**EXTRACTED RECORDS:**
────────────────────
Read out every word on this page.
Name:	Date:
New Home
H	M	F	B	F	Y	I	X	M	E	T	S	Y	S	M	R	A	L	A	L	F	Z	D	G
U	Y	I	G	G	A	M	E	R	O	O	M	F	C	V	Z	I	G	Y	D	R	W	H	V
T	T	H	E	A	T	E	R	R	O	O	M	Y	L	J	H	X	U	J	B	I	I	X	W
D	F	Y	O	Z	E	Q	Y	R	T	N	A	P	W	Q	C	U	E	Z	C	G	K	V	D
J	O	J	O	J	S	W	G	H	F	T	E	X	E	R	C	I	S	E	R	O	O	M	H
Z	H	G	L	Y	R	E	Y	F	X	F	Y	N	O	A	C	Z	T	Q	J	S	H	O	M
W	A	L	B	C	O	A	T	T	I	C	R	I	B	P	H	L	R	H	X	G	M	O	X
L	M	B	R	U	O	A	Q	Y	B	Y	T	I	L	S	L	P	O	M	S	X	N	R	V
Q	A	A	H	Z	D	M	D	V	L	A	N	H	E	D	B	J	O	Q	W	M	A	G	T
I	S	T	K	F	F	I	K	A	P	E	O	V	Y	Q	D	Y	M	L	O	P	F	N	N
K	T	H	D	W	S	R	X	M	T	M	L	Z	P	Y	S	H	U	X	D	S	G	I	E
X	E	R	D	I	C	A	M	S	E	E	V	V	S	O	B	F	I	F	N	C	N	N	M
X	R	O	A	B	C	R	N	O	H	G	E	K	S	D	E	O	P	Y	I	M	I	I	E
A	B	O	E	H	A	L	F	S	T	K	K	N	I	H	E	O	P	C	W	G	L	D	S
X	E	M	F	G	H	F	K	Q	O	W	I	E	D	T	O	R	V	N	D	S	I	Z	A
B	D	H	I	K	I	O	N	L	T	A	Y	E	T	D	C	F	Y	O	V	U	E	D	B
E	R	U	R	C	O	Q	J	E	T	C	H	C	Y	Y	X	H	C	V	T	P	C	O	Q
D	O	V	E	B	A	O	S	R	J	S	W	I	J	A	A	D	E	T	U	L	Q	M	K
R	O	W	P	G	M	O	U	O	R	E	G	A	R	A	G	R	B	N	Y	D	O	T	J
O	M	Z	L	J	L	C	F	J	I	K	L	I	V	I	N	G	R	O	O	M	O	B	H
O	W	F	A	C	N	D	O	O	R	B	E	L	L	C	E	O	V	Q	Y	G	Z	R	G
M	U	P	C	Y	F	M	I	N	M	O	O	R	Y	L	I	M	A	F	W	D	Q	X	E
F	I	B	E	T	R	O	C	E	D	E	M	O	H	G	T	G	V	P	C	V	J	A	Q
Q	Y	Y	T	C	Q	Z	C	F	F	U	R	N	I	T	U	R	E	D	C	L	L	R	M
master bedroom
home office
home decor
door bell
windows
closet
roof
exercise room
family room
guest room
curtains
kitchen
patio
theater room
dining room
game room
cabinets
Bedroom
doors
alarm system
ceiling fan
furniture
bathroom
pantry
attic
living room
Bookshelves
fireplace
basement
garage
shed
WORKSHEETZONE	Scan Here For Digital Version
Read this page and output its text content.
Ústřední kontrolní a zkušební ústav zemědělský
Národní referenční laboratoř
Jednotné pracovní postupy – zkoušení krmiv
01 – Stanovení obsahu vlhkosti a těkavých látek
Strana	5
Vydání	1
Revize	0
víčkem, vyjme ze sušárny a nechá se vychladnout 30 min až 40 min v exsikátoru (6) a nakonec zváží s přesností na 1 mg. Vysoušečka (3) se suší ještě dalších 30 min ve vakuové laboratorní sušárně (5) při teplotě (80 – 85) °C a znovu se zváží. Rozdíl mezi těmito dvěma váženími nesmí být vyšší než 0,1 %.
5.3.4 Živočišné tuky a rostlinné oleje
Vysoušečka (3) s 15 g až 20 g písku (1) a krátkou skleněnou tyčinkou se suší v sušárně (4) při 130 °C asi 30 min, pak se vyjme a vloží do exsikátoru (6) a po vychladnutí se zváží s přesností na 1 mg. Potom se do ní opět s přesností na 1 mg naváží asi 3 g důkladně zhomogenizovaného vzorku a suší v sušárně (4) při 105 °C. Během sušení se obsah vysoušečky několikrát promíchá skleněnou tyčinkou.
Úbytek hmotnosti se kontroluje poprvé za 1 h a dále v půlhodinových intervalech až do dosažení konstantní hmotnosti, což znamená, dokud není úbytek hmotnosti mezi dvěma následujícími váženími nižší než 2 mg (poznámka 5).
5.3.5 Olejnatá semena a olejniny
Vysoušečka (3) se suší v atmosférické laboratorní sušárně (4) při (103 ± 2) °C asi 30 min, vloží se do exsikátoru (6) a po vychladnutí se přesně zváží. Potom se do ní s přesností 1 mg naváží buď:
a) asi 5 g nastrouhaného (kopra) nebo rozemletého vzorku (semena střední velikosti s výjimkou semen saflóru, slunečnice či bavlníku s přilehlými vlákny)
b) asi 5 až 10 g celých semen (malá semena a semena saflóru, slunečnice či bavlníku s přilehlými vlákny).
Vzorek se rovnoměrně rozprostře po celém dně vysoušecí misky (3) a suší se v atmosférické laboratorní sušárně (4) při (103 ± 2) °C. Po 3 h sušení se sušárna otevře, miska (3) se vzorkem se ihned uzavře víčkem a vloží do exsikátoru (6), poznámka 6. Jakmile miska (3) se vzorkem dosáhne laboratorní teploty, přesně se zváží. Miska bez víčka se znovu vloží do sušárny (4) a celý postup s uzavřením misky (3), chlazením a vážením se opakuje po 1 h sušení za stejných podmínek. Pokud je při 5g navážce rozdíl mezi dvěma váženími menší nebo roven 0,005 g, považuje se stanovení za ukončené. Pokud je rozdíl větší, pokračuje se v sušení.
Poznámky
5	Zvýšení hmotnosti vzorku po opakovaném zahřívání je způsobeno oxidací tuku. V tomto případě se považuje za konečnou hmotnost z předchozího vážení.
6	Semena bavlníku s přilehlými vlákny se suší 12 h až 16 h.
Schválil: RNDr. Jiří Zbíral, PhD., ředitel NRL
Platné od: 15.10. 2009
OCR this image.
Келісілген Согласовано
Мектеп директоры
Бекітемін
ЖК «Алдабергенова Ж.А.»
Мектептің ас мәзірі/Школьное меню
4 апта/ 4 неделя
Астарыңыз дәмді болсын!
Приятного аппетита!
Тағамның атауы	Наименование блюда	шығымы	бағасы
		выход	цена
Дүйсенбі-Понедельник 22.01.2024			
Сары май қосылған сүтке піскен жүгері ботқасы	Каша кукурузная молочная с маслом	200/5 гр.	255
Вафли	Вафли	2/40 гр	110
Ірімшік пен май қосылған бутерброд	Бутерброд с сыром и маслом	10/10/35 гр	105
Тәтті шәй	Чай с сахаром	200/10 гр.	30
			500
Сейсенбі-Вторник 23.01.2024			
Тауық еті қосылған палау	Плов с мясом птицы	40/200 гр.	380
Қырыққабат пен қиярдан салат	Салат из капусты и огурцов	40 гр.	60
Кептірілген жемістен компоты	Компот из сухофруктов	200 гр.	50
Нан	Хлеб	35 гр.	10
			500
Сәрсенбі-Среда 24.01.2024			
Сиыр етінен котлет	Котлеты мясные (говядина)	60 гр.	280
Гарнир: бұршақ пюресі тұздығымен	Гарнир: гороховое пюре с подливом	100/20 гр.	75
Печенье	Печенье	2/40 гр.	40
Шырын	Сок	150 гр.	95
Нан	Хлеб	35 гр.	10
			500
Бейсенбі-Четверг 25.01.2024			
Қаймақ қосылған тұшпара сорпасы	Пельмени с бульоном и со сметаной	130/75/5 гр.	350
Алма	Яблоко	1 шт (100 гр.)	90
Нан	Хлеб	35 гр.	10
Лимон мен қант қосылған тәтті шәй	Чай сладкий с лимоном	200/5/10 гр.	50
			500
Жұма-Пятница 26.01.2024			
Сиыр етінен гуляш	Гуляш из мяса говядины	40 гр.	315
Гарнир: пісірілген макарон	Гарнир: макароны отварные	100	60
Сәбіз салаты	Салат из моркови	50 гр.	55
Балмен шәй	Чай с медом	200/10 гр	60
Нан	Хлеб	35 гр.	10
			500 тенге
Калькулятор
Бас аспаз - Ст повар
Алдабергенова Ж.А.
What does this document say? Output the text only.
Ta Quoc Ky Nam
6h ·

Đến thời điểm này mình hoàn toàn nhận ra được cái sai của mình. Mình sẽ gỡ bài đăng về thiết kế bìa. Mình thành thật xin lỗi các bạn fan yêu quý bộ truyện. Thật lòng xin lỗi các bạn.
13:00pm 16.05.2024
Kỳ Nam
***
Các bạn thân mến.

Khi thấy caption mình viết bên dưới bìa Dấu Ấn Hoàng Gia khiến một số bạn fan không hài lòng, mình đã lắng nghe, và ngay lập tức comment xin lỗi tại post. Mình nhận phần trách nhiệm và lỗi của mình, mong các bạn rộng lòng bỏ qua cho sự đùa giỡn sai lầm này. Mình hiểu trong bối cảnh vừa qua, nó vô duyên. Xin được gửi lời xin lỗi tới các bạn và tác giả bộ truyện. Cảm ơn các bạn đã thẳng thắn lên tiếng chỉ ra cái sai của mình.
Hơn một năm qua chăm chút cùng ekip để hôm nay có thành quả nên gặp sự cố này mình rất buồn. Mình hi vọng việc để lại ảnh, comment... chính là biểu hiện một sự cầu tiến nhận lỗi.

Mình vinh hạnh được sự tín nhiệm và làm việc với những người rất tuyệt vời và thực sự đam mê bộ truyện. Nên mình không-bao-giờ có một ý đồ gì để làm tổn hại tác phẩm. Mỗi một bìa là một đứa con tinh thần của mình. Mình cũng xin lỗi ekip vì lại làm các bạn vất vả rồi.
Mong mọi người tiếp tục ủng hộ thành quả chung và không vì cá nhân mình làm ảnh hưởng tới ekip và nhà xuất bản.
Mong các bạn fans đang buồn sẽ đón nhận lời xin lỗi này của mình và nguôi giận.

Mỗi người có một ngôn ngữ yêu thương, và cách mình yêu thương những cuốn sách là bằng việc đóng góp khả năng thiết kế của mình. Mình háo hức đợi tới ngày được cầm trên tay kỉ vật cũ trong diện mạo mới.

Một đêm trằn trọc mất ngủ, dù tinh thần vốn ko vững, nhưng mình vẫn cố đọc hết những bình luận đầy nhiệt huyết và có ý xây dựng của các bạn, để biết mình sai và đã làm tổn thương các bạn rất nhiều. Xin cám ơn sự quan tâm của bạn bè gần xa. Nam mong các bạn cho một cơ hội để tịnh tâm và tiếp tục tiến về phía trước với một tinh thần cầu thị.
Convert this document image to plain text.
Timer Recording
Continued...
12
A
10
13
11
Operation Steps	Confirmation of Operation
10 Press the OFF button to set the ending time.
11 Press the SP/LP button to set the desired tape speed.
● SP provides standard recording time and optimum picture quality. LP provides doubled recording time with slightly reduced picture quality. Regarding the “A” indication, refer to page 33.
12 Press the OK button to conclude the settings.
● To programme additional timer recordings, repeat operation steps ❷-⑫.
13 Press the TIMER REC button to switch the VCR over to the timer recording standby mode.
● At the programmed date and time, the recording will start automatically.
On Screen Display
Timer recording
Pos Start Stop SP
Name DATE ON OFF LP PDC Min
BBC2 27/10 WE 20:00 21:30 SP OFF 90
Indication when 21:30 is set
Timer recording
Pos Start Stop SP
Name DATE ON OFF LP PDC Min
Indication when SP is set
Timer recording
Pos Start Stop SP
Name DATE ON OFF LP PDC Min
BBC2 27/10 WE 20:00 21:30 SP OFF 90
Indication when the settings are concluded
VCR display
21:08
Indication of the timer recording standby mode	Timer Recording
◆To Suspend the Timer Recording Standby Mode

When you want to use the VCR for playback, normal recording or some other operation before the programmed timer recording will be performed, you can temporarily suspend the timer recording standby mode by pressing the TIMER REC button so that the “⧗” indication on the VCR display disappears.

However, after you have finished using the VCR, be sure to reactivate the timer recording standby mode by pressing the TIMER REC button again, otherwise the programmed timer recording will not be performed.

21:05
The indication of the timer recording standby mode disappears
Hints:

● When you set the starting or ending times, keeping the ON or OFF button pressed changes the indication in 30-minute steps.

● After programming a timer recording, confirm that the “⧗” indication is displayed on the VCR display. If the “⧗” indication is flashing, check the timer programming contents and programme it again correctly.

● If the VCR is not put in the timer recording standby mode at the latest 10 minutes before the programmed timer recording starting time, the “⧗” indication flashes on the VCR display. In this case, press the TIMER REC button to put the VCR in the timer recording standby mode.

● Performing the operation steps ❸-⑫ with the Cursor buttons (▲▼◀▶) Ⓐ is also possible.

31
────────────────────
**WHAT THE EXERCISE ASKS:** Copy every line that includes the string "with" from the material above.

**TASK RESPONSE:**
● SP provides standard recording time and optimum picture quality. LP provides doubled recording time with slightly reduced picture quality. Regarding the “A” indication, refer to page 33.
● Performing the operation steps ❸-⑫ with the Cursor buttons (▲▼◀▶) Ⓐ is also possible.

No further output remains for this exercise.